• Written instruction:
Exactly reproduce each entry, leaving out nothing.

• Materials provided:
►

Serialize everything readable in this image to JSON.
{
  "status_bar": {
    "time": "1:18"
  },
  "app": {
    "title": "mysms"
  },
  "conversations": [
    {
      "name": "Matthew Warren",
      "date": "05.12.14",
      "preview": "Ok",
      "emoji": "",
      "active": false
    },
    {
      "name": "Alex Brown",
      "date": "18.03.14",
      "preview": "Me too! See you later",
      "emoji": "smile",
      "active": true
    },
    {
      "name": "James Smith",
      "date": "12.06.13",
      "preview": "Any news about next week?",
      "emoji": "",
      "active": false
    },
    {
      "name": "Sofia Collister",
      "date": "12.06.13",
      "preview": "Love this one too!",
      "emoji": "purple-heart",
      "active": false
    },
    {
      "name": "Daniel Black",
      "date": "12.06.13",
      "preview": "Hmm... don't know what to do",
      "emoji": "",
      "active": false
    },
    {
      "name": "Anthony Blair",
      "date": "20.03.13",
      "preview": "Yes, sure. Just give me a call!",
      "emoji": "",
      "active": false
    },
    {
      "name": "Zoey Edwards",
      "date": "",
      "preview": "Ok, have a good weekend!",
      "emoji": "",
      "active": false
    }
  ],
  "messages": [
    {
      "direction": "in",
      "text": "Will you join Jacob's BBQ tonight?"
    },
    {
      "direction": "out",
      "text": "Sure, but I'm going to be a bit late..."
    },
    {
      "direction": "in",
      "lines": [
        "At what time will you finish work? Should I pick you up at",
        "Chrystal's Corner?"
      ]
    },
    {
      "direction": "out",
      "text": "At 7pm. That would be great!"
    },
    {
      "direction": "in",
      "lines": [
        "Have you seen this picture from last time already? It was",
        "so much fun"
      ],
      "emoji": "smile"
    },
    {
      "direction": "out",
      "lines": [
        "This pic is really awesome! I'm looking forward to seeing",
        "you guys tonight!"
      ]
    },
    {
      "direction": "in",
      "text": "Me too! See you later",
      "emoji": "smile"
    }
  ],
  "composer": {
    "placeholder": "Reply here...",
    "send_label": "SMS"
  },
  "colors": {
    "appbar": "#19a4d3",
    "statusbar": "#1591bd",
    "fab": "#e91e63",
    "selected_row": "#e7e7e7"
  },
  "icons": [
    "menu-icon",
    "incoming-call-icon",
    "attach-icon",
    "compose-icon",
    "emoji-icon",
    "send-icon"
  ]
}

◄

• The result:
Serialize everything readable in this image to JSON.
{
  "status_bar": {
    "time": "1:18"
  },
  "app": {
    "title": "mysms"
  },
  "conversations": [
    {
      "name": "Matthew Warren",
      "date": "05.12.14",
      "preview": "Ok",
      "emoji": "",
      "active": false
    },
    {
      "name": "Alex Brown",
      "date": "18.03.14",
      "preview": "Me too! See you later",
      "emoji": "smile",
      "active": true
    },
    {
      "name": "James Smith",
      "date": "12.06.13",
      "preview": "Any news about next week?",
      "emoji": "",
      "active": false
    },
    {
      "name": "Sofia Collister",
      "date": "12.06.13",
      "preview": "Love this one too!",
      "emoji": "purple-heart",
      "active": false
    },
    {
      "name": "Daniel Black",
      "date": "12.06.13",
      "preview": "Hmm... don't know what to do",
      "emoji": "",
      "active": false
    },
    {
      "name": "Anthony Blair",
      "date": "20.03.13",
      "preview": "Yes, sure. Just give me a call!",
      "emoji": "",
      "active": false
    },
    {
      "name": "Zoey Edwards",
      "date": "",
      "preview": "Ok, have a good weekend!",
      "emoji": "",
      "active": false
    }
  ],
  "messages": [
    {
      "direction": "in",
      "text": "Will you join Jacob's BBQ tonight?"
    },
    {
      "direction": "out",
      "text": "Sure, but I'm going to be a bit late..."
    },
    {
      "direction": "in",
      "lines": [
        "At what time will you finish work? Should I pick you up at",
        "Chrystal's Corner?"
      ]
    },
    {
      "direction": "out",
      "text": "At 7pm. That would be great!"
    },
    {
      "direction": "in",
      "lines": [
        "Have you seen this picture from last time already? It was",
        "so much fun"
      ],
      "emoji": "smile"
    },
    {
      "direction": "out",
      "lines": [
        "This pic is really awesome! I'm looking forward to seeing",
        "you guys tonight!"
      ]
    },
    {
      "direction": "in",
      "text": "Me too! See you later",
      "emoji": "smile"
    }
  ],
  "composer": {
    "placeholder": "Reply here...",
    "send_label": "SMS"
  },
  "colors": {
    "appbar": "#19a4d3",
    "statusbar": "#1591bd",
    "fab": "#e91e63",
    "selected_row": "#e7e7e7"
  },
  "icons": [
    "menu-icon",
    "incoming-call-icon",
    "attach-icon",
    "compose-icon",
    "emoji-icon",
    "send-icon"
  ]
}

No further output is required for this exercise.